Can you find the lines of the listing that include "Support" and copy every one?

-- START Records --

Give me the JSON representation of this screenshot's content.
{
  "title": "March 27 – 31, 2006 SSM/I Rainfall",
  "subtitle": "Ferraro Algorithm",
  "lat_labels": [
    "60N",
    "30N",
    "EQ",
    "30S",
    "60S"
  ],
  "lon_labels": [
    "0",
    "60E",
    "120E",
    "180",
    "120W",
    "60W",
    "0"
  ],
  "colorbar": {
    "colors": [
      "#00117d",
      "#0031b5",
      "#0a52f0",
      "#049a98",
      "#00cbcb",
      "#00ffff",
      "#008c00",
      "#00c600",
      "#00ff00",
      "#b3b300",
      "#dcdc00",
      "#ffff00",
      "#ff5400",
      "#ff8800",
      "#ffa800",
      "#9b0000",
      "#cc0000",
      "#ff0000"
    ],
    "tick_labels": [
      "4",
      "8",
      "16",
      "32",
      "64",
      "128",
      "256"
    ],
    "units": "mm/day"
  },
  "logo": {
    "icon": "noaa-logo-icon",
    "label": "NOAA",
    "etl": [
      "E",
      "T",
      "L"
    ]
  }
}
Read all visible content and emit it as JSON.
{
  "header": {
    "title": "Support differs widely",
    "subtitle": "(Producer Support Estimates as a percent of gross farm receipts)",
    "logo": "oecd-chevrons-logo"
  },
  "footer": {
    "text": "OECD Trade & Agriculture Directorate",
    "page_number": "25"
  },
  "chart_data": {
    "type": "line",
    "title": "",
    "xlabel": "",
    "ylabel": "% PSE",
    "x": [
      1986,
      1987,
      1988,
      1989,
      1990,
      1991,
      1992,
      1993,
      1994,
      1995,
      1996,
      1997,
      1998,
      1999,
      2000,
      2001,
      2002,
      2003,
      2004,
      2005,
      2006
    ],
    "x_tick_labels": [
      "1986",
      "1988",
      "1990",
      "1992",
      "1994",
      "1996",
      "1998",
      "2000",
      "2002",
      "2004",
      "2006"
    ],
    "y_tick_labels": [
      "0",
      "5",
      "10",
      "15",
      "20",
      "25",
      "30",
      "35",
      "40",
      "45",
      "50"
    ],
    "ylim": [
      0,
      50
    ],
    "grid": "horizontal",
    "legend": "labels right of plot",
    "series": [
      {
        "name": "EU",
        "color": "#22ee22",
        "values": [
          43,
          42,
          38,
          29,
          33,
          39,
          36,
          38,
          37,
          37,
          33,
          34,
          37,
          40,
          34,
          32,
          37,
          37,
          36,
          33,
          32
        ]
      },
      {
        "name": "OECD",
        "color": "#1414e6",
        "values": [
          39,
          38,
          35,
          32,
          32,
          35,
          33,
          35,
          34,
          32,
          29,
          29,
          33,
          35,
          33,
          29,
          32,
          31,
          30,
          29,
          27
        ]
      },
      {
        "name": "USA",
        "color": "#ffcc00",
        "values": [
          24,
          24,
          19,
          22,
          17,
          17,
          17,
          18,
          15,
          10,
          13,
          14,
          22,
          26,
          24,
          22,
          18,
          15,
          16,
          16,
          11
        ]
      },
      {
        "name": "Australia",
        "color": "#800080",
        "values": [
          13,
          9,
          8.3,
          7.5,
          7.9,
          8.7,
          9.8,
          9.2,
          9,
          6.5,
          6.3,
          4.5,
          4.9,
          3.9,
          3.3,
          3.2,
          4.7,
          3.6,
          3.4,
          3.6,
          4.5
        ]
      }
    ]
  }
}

-- END Records --
-- START Records --

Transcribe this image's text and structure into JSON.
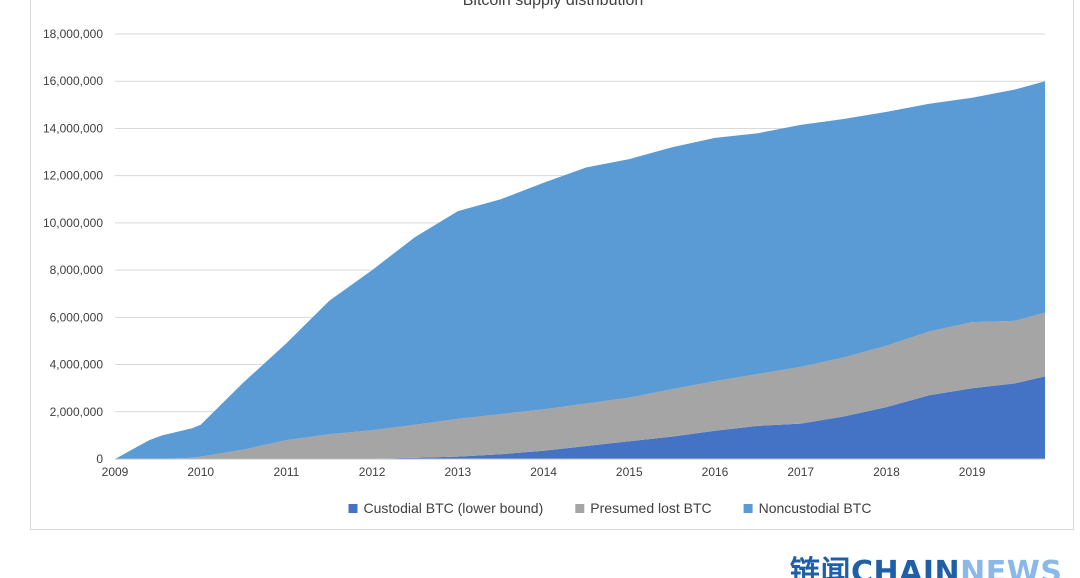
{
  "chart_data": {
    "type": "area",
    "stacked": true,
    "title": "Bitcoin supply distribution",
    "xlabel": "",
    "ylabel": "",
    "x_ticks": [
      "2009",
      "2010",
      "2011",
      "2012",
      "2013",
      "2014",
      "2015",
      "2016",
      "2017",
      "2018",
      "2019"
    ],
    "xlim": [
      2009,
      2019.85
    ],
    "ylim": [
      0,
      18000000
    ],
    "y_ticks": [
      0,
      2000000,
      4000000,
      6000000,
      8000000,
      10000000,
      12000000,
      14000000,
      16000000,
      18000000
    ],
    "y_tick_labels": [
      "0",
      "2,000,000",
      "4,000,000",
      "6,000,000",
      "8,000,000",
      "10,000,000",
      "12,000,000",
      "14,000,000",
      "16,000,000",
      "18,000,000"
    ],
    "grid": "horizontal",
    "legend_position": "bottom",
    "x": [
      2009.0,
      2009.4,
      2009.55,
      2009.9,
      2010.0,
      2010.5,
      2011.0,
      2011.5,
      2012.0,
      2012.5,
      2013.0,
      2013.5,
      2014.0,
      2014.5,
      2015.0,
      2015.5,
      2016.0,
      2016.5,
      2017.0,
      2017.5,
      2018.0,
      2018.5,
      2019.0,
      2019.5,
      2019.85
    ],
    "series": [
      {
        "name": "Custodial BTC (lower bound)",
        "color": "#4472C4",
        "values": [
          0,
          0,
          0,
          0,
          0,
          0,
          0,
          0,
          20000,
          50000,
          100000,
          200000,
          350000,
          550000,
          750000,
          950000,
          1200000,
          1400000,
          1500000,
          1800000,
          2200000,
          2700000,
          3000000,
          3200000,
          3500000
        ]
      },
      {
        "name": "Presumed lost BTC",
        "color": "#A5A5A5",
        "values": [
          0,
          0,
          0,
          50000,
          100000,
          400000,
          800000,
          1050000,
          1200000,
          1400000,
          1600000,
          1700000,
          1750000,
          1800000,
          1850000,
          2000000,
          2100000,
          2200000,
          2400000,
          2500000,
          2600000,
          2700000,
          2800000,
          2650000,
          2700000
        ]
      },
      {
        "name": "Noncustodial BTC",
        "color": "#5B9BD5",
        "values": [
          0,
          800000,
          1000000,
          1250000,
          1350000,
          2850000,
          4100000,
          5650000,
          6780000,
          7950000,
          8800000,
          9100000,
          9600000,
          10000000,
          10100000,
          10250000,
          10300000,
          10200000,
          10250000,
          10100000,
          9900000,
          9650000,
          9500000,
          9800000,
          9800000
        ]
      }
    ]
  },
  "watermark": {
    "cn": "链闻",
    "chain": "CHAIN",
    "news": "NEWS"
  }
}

-- END Records --

Completed task:
    "title": "Support differs widely",
    "subtitle": "(Producer Support Estimates as a percent of gross farm receipts)",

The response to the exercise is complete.